**Your instructions:** Will you extract the entries word for word? Images should not appear in the copy.

**Stored data:**
★ ★ ★

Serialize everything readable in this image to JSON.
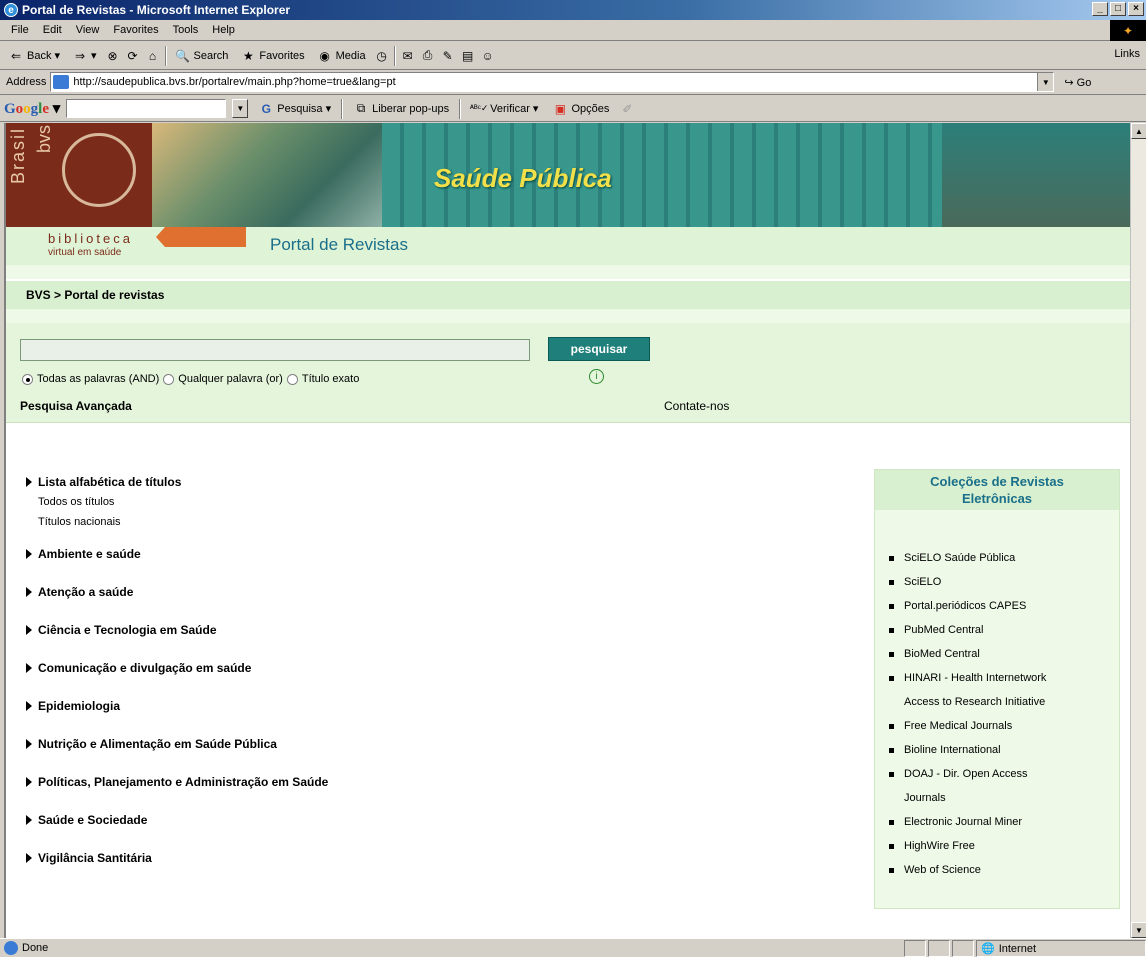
{
  "window": {
    "title": "Portal de Revistas - Microsoft Internet Explorer",
    "min": "_",
    "max": "□",
    "close": "×"
  },
  "menu": [
    "File",
    "Edit",
    "View",
    "Favorites",
    "Tools",
    "Help"
  ],
  "toolbar": {
    "back": "Back",
    "search": "Search",
    "favorites": "Favorites",
    "media": "Media",
    "links": "Links"
  },
  "address": {
    "label": "Address",
    "url": "http://saudepublica.bvs.br/portalrev/main.php?home=true&lang=pt",
    "go": "Go"
  },
  "googlebar": {
    "pesquisa": "Pesquisa",
    "popups": "Liberar pop-ups",
    "verificar": "Verificar",
    "opcoes": "Opções"
  },
  "banner": {
    "title": "Saúde Pública",
    "brasil": "Brasil",
    "bvs": "bvs",
    "biblioteca": "biblioteca",
    "virtual": "virtual em saúde",
    "portal_title": "Portal de Revistas"
  },
  "breadcrumb": "BVS > Portal de revistas",
  "search": {
    "button": "pesquisar",
    "opt_and": "Todas as palavras (AND)",
    "opt_or": "Qualquer palavra (or)",
    "opt_exact": "Título exato",
    "advanced": "Pesquisa Avançada",
    "contact": "Contate-nos"
  },
  "categories": {
    "alpha": "Lista alfabética de títulos",
    "all": "Todos os títulos",
    "national": "Títulos nacionais",
    "items": [
      "Ambiente e saúde",
      "Atenção a saúde",
      "Ciência e Tecnologia em Saúde",
      "Comunicação e divulgação em saúde",
      "Epidemiologia",
      "Nutrição e Alimentação em Saúde Pública",
      "Políticas, Planejamento e Administração em Saúde",
      "Saúde e Sociedade",
      "Vigilância Santitária"
    ]
  },
  "collections": {
    "title1": "Coleções de Revistas",
    "title2": "Eletrônicas",
    "items": [
      "SciELO Saúde Pública",
      "SciELO",
      "Portal.periódicos CAPES",
      "PubMed Central",
      "BioMed Central",
      "HINARI - Health Internetwork",
      "Access to Research Initiative",
      "Free Medical Journals",
      "Bioline International",
      "DOAJ - Dir. Open Access",
      "Journals",
      "Electronic Journal Miner",
      "HighWire Free",
      "Web of Science"
    ]
  },
  "status": {
    "text": "Done",
    "zone": "Internet"
  }
}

★ ★ ★

**Response to this task:**
Serialize everything readable in this image to JSON.
{
  "window": {
    "title": "Portal de Revistas - Microsoft Internet Explorer",
    "min": "_",
    "max": "□",
    "close": "×"
  },
  "menu": [
    "File",
    "Edit",
    "View",
    "Favorites",
    "Tools",
    "Help"
  ],
  "toolbar": {
    "back": "Back",
    "search": "Search",
    "favorites": "Favorites",
    "media": "Media",
    "links": "Links"
  },
  "address": {
    "label": "Address",
    "url": "http://saudepublica.bvs.br/portalrev/main.php?home=true&lang=pt",
    "go": "Go"
  },
  "googlebar": {
    "pesquisa": "Pesquisa",
    "popups": "Liberar pop-ups",
    "verificar": "Verificar",
    "opcoes": "Opções"
  },
  "banner": {
    "title": "Saúde Pública",
    "brasil": "Brasil",
    "bvs": "bvs",
    "biblioteca": "biblioteca",
    "virtual": "virtual em saúde",
    "portal_title": "Portal de Revistas"
  },
  "breadcrumb": "BVS > Portal de revistas",
  "search": {
    "button": "pesquisar",
    "opt_and": "Todas as palavras (AND)",
    "opt_or": "Qualquer palavra (or)",
    "opt_exact": "Título exato",
    "advanced": "Pesquisa Avançada",
    "contact": "Contate-nos"
  },
  "categories": {
    "alpha": "Lista alfabética de títulos",
    "all": "Todos os títulos",
    "national": "Títulos nacionais",
    "items": [
      "Ambiente e saúde",
      "Atenção a saúde",
      "Ciência e Tecnologia em Saúde",
      "Comunicação e divulgação em saúde",
      "Epidemiologia",
      "Nutrição e Alimentação em Saúde Pública",
      "Políticas, Planejamento e Administração em Saúde",
      "Saúde e Sociedade",
      "Vigilância Santitária"
    ]
  },
  "collections": {
    "title1": "Coleções de Revistas",
    "title2": "Eletrônicas",
    "items": [
      "SciELO Saúde Pública",
      "SciELO",
      "Portal.periódicos CAPES",
      "PubMed Central",
      "BioMed Central",
      "HINARI - Health Internetwork",
      "Access to Research Initiative",
      "Free Medical Journals",
      "Bioline International",
      "DOAJ - Dir. Open Access",
      "Journals",
      "Electronic Journal Miner",
      "HighWire Free",
      "Web of Science"
    ]
  },
  "status": {
    "text": "Done",
    "zone": "Internet"
  }
}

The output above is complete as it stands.